## Material for this task
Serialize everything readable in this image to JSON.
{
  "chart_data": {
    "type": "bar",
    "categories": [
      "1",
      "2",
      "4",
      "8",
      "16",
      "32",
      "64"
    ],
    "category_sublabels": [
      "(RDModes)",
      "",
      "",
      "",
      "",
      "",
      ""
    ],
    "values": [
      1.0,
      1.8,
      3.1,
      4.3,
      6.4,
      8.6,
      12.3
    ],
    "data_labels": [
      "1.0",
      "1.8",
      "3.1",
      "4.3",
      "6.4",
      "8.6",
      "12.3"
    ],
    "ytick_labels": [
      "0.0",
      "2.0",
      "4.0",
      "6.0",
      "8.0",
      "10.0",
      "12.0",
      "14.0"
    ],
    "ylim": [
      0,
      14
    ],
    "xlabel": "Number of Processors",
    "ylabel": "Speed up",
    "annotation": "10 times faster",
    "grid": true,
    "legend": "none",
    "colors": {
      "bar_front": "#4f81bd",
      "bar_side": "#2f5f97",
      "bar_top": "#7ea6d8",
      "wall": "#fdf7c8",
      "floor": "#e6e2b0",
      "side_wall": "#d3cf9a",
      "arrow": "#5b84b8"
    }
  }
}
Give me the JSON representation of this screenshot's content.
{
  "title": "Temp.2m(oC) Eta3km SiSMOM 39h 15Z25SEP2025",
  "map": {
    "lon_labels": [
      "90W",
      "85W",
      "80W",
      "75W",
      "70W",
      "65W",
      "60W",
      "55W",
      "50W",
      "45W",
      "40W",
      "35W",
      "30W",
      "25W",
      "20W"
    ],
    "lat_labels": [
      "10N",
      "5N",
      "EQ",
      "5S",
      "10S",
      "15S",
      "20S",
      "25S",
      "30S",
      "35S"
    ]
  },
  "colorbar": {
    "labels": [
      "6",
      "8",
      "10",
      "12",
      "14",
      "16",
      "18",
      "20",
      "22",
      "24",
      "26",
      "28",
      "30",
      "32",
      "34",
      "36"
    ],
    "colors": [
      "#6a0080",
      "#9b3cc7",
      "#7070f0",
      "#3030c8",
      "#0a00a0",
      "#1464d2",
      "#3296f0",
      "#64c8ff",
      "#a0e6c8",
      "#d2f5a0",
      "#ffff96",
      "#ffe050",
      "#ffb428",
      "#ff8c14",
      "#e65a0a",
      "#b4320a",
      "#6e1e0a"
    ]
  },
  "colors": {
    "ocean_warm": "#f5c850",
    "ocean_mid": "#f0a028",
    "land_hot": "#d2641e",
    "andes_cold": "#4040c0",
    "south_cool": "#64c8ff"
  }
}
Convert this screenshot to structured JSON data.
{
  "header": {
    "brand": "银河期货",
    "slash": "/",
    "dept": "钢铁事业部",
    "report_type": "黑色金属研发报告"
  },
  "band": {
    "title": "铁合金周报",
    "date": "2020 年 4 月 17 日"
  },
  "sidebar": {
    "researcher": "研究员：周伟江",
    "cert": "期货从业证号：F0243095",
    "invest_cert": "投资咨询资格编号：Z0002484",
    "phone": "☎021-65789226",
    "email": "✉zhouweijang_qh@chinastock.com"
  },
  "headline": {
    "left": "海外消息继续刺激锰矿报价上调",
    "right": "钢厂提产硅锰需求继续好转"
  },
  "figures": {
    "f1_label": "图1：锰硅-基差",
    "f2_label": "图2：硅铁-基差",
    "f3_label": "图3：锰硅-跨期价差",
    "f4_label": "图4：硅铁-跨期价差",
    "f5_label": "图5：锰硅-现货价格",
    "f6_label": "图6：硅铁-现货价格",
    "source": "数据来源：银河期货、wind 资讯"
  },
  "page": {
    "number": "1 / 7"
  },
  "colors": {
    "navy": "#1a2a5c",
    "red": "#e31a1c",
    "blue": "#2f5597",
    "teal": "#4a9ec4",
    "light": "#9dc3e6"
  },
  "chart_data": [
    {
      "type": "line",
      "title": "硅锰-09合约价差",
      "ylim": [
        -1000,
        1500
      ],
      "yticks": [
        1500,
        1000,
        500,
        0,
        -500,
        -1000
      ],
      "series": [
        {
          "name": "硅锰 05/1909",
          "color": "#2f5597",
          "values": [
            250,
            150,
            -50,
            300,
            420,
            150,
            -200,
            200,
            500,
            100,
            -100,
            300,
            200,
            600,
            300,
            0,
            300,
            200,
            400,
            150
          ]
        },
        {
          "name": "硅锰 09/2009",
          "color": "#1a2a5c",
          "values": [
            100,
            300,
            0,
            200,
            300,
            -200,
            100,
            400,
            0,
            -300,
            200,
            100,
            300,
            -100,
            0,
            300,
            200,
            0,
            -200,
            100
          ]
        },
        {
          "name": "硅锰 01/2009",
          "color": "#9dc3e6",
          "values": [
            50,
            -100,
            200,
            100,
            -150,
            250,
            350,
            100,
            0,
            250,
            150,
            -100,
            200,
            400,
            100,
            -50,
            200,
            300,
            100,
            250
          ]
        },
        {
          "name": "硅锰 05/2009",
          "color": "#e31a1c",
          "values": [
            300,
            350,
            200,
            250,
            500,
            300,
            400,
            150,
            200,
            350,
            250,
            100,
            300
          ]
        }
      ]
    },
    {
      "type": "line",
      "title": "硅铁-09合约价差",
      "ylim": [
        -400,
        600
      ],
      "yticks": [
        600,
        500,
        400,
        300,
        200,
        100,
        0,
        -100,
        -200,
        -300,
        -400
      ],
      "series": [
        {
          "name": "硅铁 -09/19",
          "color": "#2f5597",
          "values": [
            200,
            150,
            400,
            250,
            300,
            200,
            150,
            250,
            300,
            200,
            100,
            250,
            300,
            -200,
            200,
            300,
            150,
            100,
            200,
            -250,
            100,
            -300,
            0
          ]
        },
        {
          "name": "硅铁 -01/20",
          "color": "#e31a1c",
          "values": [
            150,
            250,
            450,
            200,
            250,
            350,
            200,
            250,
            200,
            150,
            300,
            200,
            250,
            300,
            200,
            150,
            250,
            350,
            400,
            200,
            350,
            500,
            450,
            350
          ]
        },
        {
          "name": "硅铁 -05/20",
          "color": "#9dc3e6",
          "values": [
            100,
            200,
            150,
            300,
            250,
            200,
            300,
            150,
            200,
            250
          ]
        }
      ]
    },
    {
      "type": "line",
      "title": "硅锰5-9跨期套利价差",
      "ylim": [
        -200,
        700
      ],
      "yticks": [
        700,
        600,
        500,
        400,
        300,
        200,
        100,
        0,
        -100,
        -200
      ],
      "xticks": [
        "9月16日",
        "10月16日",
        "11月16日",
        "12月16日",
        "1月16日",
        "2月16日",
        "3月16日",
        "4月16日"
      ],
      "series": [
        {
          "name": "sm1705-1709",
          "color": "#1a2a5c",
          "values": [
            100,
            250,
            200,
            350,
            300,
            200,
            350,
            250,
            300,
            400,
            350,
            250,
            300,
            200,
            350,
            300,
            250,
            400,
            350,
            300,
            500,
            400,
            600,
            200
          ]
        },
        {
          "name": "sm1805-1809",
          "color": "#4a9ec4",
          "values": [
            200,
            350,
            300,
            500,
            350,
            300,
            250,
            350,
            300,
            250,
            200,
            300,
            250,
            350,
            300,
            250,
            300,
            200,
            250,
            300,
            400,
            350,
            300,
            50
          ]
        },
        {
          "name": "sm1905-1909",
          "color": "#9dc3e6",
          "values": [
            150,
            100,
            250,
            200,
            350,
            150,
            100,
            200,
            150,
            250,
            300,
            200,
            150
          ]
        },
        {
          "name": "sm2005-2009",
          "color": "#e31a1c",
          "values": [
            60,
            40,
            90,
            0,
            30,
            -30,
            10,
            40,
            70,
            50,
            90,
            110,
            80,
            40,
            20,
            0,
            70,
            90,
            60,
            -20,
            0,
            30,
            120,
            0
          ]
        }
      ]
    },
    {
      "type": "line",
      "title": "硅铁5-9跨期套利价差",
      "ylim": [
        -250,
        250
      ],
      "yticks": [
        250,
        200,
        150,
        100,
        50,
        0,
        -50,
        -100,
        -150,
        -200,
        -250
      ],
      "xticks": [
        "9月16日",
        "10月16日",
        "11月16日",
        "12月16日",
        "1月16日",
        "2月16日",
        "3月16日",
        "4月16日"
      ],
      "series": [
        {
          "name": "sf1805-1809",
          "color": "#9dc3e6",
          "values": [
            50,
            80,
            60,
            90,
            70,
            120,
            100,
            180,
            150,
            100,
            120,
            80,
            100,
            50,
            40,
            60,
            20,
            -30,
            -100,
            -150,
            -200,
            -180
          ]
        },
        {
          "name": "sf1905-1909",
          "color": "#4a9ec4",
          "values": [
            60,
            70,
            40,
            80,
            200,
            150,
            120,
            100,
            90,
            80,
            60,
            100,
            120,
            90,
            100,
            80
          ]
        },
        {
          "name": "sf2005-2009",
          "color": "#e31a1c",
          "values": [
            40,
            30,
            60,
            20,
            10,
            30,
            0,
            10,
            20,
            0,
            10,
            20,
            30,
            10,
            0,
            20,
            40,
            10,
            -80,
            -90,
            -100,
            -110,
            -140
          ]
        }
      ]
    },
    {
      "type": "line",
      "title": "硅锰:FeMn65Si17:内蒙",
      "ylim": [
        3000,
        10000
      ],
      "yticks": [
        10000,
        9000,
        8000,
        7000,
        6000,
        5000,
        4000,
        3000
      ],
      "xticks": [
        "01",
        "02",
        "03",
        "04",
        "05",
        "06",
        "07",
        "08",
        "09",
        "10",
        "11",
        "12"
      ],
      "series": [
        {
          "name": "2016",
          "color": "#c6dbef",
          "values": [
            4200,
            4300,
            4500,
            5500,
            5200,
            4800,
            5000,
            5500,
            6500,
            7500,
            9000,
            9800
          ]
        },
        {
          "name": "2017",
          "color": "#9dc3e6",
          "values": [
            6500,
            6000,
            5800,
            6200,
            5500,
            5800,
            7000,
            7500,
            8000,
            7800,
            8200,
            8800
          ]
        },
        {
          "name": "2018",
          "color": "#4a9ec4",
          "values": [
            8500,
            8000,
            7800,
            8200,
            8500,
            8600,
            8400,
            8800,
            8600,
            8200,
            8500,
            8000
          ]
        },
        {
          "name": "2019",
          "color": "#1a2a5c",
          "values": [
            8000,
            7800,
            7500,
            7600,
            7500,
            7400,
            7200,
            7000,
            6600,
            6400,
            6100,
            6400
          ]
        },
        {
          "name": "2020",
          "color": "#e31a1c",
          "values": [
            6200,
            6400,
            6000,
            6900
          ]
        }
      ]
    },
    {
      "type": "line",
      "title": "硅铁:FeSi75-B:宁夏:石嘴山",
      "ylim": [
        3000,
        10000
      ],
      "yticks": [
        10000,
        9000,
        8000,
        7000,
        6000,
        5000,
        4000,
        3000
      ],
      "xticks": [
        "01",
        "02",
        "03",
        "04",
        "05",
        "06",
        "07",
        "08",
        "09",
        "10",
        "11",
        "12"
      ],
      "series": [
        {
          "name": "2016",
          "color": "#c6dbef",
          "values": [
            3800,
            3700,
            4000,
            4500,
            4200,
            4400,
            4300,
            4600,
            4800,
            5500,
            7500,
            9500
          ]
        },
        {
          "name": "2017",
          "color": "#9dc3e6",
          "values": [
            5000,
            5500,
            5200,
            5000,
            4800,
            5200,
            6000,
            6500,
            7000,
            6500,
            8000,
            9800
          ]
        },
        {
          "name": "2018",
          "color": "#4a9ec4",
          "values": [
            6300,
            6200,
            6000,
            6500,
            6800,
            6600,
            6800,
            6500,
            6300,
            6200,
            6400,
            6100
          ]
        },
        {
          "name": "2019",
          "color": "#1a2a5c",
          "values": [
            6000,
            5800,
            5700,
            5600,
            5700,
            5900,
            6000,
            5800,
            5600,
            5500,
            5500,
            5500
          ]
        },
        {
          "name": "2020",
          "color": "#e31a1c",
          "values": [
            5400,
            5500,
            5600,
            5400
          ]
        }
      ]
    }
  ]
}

## What this task involves
Collect every line above that contains the word "title".

## Reply
  "title": "Temp.2m(oC) Eta3km SiSMOM 39h 15Z25SEP2025",
    "title": "铁合金周报",
      "title": "硅锰-09合约价差",
      "title": "硅铁-09合约价差",
      "title": "硅锰5-9跨期套利价差",
      "title": "硅铁5-9跨期套利价差",
      "title": "硅锰:FeMn65Si17:内蒙",
      "title": "硅铁:FeSi75-B:宁夏:石嘴山",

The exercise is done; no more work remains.